SUPPLIED RECORDS:

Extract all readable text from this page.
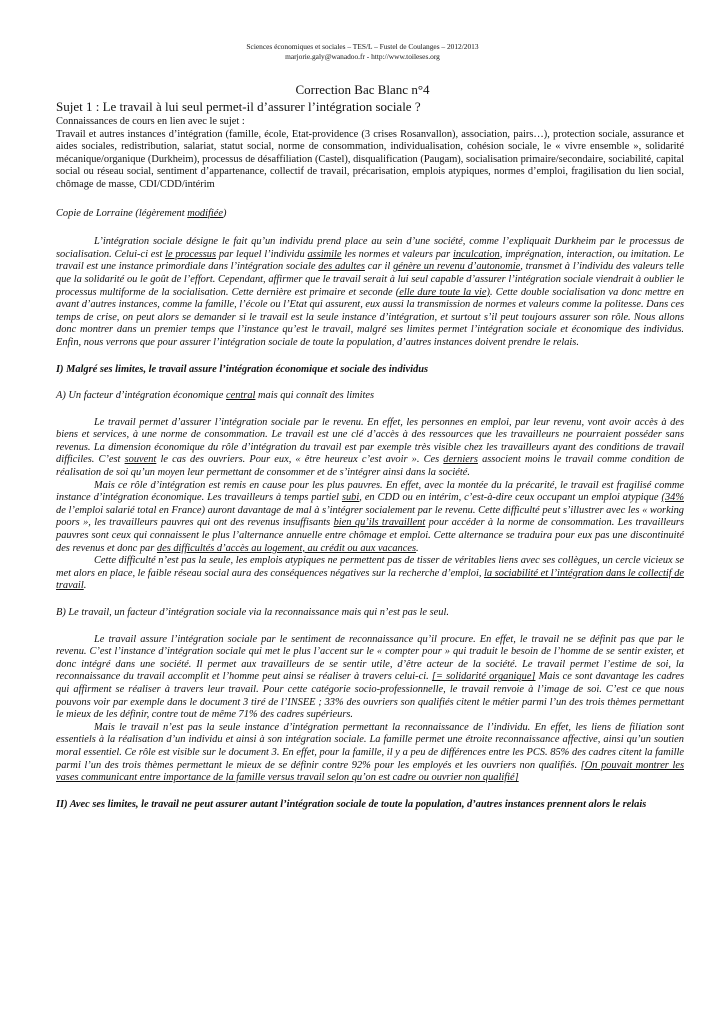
Sciences économiques et sociales – TES/L – Fustel de Coulanges – 2012/2013
marjorie.galy@wanadoo.fr - http://www.toileses.org
Correction Bac Blanc n°4
Sujet 1 : Le travail à lui seul permet-il d’assurer l’intégration sociale ?

Connaissances de cours en lien avec le sujet :

Travail et autres instances d’intégration (famille, école, Etat-providence (3 crises Rosanvallon), association, pairs…), protection sociale, assurance et aides sociales, redistribution, salariat, statut social, norme de consommation, individualisation, cohésion sociale, le « vivre ensemble », solidarité mécanique/organique (Durkheim), processus de désaffiliation (Castel), disqualification (Paugam), socialisation primaire/secondaire, sociabilité, capital social ou réseau social, sentiment d’appartenance, collectif de travail, précarisation, emplois atypiques, normes d’emploi, fragilisation du lien social, chômage de masse, CDI/CDD/intérim

Copie de Lorraine (légèrement modifiée)

L’intégration sociale désigne le fait qu’un individu prend place au sein d’une société, comme l’expliquait Durkheim par le processus de socialisation. Celui-ci est le processus par lequel l’individu assimile les normes et valeurs par inculcation, imprégnation, interaction, ou imitation. Le travail est une instance primordiale dans l’intégration sociale des adultes car il génère un revenu d’autonomie, transmet à l’individu des valeurs telle que la solidarité ou le goût de l’effort. Cependant, affirmer que le travail serait à lui seul capable d’assurer l’intégration sociale viendrait à oublier le processus multiforme de la socialisation. Cette dernière est primaire et seconde (elle dure toute la vie). Cette double socialisation va donc mettre en avant d’autres instances, comme la famille, l’école ou l’Etat qui assurent, eux aussi la transmission de normes et valeurs comme la politesse. Dans ces temps de crise, on peut alors se demander si le travail est la seule instance d’intégration, et surtout s’il peut toujours assurer son rôle. Nous allons donc montrer dans un premier temps que l’instance qu’est le travail, malgré ses limites permet l’intégration sociale et économique des individus. Enfin, nous verrons que pour assurer l’intégration sociale de toute la population, d’autres instances doivent prendre le relais.

I) Malgré ses limites, le travail assure l’intégration économique et sociale des individus

A) Un facteur d’intégration économique central mais qui connaît des limites

Le travail permet d’assurer l’intégration sociale par le revenu. En effet, les personnes en emploi, par leur revenu, vont avoir accès à des biens et services, à une norme de consommation. Le travail est une clé d’accès à des ressources que les travailleurs ne pourraient posséder sans revenus. La dimension économique du rôle d’intégration du travail est par exemple très visible chez les travailleurs ayant des conditions de travail difficiles. C’est souvent le cas des ouvriers. Pour eux, « être heureux c’est avoir ». Ces derniers associent moins le travail comme condition de réalisation de soi qu’un moyen leur permettant de consommer et de s’intégrer ainsi dans la société.

Mais ce rôle d’intégration est remis en cause pour les plus pauvres. En effet, avec la montée du la précarité, le travail est fragilisé comme instance d’intégration économique. Les travailleurs à temps partiel subi, en CDD ou en intérim, c’est-à-dire ceux occupant un emploi atypique (34% de l’emploi salarié total en France) auront davantage de mal à s’intégrer socialement par le revenu. Cette difficulté peut s’illustrer avec les « working poors », les travailleurs pauvres qui ont des revenus insuffisants bien qu’ils travaillent pour accéder à la norme de consommation. Les travailleurs pauvres sont ceux qui connaissent le plus l’alternance annuelle entre chômage et emploi. Cette alternance se traduira pour eux pas une discontinuité des revenus et donc par des difficultés d’accès au logement, au crédit ou aux vacances.

Cette difficulté n’est pas la seule, les emplois atypiques ne permettent pas de tisser de véritables liens avec ses collègues, un cercle vicieux se met alors en place, le faible réseau social aura des conséquences négatives sur la recherche d’emploi, la sociabilité et l’intégration dans le collectif de travail.

B) Le travail, un facteur d’intégration sociale via la reconnaissance mais qui n’est pas le seul.

Le travail assure l’intégration sociale par le sentiment de reconnaissance qu’il procure. En effet, le travail ne se définit pas que par le revenu. C’est l’instance d’intégration sociale qui met le plus l’accent sur le « compter pour » qui traduit le besoin de l’homme de se sentir exister, et donc intégré dans une société. Il permet aux travailleurs de se sentir utile, d’être acteur de la société. Le travail permet l’estime de soi, la reconnaissance du travail accomplit et l’homme peut ainsi se réaliser à travers celui-ci. [= solidarité organique] Mais ce sont davantage les cadres qui affirment se réaliser à travers leur travail. Pour cette catégorie socio-professionnelle, le travail renvoie à l’image de soi. C’est ce que nous pouvons voir par exemple dans le document 3 tiré de l’INSEE ; 33% des ouvriers son qualifiés citent le métier parmi l’un des trois thèmes permettant le mieux de les définir, contre tout de même 71% des cadres supérieurs.

Mais le travail n’est pas la seule instance d’intégration permettant la reconnaissance de l’individu. En effet, les liens de filiation sont essentiels à la réalisation d’un individu et ainsi à son intégration sociale. La famille permet une étroite reconnaissance affective, ainsi qu’un soutien moral essentiel. Ce rôle est visible sur le document 3. En effet, pour la famille, il y a peu de différences entre les PCS. 85% des cadres citent la famille parmi l’un des trois thèmes permettant le mieux de se définir contre 92% pour les employés et les ouvriers non qualifiés. [On pouvait montrer les vases communicant entre importance de la famille versus travail selon qu’on est cadre ou ouvrier non qualifié]

II) Avec ses limites, le travail ne peut assurer autant l’intégration sociale de toute la population, d’autres instances prennent alors le relais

SHORT EXERCISE: What is the number of lines in this listing that contain the word "collectif"? Answer with that number and nothing else.

RESULT FOR THIS TASK: 2